Convert every line of the records below into a JSON list of strings, one string per line, with blank lines left out.

+ + +

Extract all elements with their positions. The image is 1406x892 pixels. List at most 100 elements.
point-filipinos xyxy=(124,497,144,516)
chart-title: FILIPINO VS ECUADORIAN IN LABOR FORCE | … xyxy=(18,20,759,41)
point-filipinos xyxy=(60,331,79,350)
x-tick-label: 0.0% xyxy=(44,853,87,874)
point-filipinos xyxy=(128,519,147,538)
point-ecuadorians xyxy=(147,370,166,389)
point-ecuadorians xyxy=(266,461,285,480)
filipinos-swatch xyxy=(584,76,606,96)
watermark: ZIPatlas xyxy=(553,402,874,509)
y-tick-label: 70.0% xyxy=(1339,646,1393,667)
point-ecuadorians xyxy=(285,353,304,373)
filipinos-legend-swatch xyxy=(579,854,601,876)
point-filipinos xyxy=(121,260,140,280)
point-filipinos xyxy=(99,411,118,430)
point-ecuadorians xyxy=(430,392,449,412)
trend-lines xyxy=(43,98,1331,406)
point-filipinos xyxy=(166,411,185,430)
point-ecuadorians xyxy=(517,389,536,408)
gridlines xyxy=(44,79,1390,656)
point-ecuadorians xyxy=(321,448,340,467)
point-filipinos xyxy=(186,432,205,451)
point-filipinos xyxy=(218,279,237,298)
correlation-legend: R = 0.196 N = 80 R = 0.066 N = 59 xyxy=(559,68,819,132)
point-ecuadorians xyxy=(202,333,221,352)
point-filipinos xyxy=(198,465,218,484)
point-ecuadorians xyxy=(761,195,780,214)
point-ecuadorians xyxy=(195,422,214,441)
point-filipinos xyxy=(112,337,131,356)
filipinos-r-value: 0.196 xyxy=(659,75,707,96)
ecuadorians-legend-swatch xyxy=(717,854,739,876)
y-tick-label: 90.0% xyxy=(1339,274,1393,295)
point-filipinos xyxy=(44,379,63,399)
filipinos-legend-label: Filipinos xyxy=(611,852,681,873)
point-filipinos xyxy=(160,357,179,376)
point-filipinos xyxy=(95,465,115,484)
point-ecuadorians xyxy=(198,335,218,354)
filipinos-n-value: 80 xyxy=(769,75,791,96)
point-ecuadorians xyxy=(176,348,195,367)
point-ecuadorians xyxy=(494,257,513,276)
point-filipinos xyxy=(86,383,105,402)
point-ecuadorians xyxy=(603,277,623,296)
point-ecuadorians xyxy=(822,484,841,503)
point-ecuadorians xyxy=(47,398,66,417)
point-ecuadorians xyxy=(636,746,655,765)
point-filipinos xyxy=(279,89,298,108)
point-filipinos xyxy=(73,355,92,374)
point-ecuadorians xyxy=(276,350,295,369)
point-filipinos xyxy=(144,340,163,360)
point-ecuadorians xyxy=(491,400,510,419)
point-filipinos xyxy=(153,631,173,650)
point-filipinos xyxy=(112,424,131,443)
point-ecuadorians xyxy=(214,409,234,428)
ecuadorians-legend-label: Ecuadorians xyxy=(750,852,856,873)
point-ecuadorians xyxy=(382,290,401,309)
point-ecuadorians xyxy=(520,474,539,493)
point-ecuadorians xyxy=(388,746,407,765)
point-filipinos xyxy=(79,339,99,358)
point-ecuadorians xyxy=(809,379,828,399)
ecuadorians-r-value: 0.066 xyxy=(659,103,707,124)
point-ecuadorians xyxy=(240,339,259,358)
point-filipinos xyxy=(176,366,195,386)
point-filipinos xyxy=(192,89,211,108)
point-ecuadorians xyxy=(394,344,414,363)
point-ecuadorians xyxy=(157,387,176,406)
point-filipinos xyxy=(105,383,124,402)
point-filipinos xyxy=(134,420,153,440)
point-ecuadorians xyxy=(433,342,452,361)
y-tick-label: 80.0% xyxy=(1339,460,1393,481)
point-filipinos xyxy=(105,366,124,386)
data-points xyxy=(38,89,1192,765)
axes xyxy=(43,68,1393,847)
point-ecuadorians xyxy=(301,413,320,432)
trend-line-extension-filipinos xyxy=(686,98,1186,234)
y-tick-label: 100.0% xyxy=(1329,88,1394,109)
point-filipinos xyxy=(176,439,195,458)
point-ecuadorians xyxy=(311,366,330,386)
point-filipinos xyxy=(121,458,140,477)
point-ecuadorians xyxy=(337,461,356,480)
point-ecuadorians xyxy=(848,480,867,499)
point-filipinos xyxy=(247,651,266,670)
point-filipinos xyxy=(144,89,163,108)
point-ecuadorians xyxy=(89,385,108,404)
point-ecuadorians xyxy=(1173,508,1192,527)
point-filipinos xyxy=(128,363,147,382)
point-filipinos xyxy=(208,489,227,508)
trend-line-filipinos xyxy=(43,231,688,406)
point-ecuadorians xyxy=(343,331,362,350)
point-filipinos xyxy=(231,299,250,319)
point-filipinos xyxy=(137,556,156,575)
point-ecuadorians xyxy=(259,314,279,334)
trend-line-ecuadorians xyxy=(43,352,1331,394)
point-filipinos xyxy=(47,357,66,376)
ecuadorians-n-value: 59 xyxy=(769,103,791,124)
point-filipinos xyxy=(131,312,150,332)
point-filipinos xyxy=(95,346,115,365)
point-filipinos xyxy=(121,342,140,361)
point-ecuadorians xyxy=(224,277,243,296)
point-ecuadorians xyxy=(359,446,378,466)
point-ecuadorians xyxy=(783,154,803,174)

+ + +

- **Full answer**:
[
  "Extract all elements with their positions. The image is 1406x892 pixels. List at most 100 elements.",
  "point-filipinos xyxy=(124,497,144,516)",
  "chart-title: FILIPINO VS ECUADORIAN IN LABOR FORCE | … xyxy=(18,20,759,41)",
  "point-filipinos xyxy=(60,331,79,350)",
  "x-tick-label: 0.0% xyxy=(44,853,87,874)",
  "point-filipinos xyxy=(128,519,147,538)",
  "point-ecuadorians xyxy=(147,370,166,389)",
  "point-ecuadorians xyxy=(266,461,285,480)",
  "filipinos-swatch xyxy=(584,76,606,96)",
  "watermark: ZIPatlas xyxy=(553,402,874,509)",
  "y-tick-label: 70.0% xyxy=(1339,646,1393,667)",
  "point-ecuadorians xyxy=(285,353,304,373)",
  "filipinos-legend-swatch xyxy=(579,854,601,876)",
  "point-filipinos xyxy=(121,260,140,280)",
  "point-filipinos xyxy=(99,411,118,430)",
  "point-ecuadorians xyxy=(430,392,449,412)",
  "trend-lines xyxy=(43,98,1331,406)",
  "point-filipinos xyxy=(166,411,185,430)",
  "point-ecuadorians xyxy=(517,389,536,408)",
  "gridlines xyxy=(44,79,1390,656)",
  "point-ecuadorians xyxy=(321,448,340,467)",
  "point-filipinos xyxy=(186,432,205,451)",
  "point-filipinos xyxy=(218,279,237,298)",
  "correlation-legend: R = 0.196 N = 80 R = 0.066 N = 59 xyxy=(559,68,819,132)",
  "point-ecuadorians xyxy=(202,333,221,352)",
  "point-filipinos xyxy=(198,465,218,484)",
  "point-ecuadorians xyxy=(761,195,780,214)",
  "point-ecuadorians xyxy=(195,422,214,441)",
  "point-filipinos xyxy=(112,337,131,356)",
  "filipinos-r-value: 0.196 xyxy=(659,75,707,96)",
  "ecuadorians-legend-swatch xyxy=(717,854,739,876)",
  "y-tick-label: 90.0% xyxy=(1339,274,1393,295)",
  "point-filipinos xyxy=(44,379,63,399)",
  "filipinos-legend-label: Filipinos xyxy=(611,852,681,873)",
  "point-filipinos xyxy=(160,357,179,376)",
  "point-filipinos xyxy=(95,465,115,484)",
  "point-ecuadorians xyxy=(198,335,218,354)",
  "filipinos-n-value: 80 xyxy=(769,75,791,96)",
  "point-ecuadorians xyxy=(176,348,195,367)",
  "point-ecuadorians xyxy=(494,257,513,276)",
  "point-filipinos xyxy=(86,383,105,402)",
  "point-ecuadorians xyxy=(603,277,623,296)",
  "point-ecuadorians xyxy=(822,484,841,503)",
  "point-ecuadorians xyxy=(47,398,66,417)",
  "point-ecuadorians xyxy=(636,746,655,765)",
  "point-filipinos xyxy=(279,89,298,108)",
  "point-filipinos xyxy=(73,355,92,374)",
  "point-ecuadorians xyxy=(276,350,295,369)",
  "point-filipinos xyxy=(144,340,163,360)",
  "point-ecuadorians xyxy=(491,400,510,419)",
  "point-filipinos xyxy=(153,631,173,650)",
  "point-filipinos xyxy=(112,424,131,443)",
  "point-ecuadorians xyxy=(214,409,234,428)",
  "ecuadorians-legend-label: Ecuadorians xyxy=(750,852,856,873)",
  "point-ecuadorians xyxy=(382,290,401,309)",
  "point-ecuadorians xyxy=(520,474,539,493)",
  "point-ecuadorians xyxy=(388,746,407,765)",
  "point-filipinos xyxy=(79,339,99,358)",
  "point-ecuadorians xyxy=(809,379,828,399)",
  "ecuadorians-r-value: 0.066 xyxy=(659,103,707,124)",
  "point-ecuadorians xyxy=(240,339,259,358)",
  "point-filipinos xyxy=(176,366,195,386)",
  "point-filipinos xyxy=(192,89,211,108)",
  "point-ecuadorians xyxy=(394,344,414,363)",
  "point-ecuadorians xyxy=(157,387,176,406)",
  "point-filipinos xyxy=(105,383,124,402)",
  "point-filipinos xyxy=(134,420,153,440)",
  "point-ecuadorians xyxy=(433,342,452,361)",
  "y-tick-label: 80.0% xyxy=(1339,460,1393,481)",
  "point-filipinos xyxy=(105,366,124,386)",
  "data-points xyxy=(38,89,1192,765)",
  "axes xyxy=(43,68,1393,847)",
  "point-ecuadorians xyxy=(301,413,320,432)",
  "trend-line-extension-filipinos xyxy=(686,98,1186,234)",
  "y-tick-label: 100.0% xyxy=(1329,88,1394,109)",
  "point-filipinos xyxy=(176,439,195,458)",
  "point-ecuadorians xyxy=(311,366,330,386)",
  "point-filipinos xyxy=(121,458,140,477)",
  "point-ecuadorians xyxy=(337,461,356,480)",
  "point-ecuadorians xyxy=(848,480,867,499)",
  "point-filipinos xyxy=(247,651,266,670)",
  "point-filipinos xyxy=(144,89,163,108)",
  "point-ecuadorians xyxy=(89,385,108,404)",
  "point-ecuadorians xyxy=(1173,508,1192,527)",
  "point-filipinos xyxy=(128,363,147,382)",
  "point-filipinos xyxy=(208,489,227,508)",
  "trend-line-filipinos xyxy=(43,231,688,406)",
  "point-ecuadorians xyxy=(343,331,362,350)",
  "point-filipinos xyxy=(231,299,250,319)",
  "point-filipinos xyxy=(137,556,156,575)",
  "point-ecuadorians xyxy=(259,314,279,334)",
  "trend-line-ecuadorians xyxy=(43,352,1331,394)",
  "point-filipinos xyxy=(47,357,66,376)",
  "ecuadorians-n-value: 59 xyxy=(769,103,791,124)",
  "point-filipinos xyxy=(131,312,150,332)",
  "point-filipinos xyxy=(95,346,115,365)",
  "point-filipinos xyxy=(121,342,140,361)",
  "point-ecuadorians xyxy=(224,277,243,296)",
  "point-ecuadorians xyxy=(359,446,378,466)",
  "point-ecuadorians xyxy=(783,154,803,174)"
]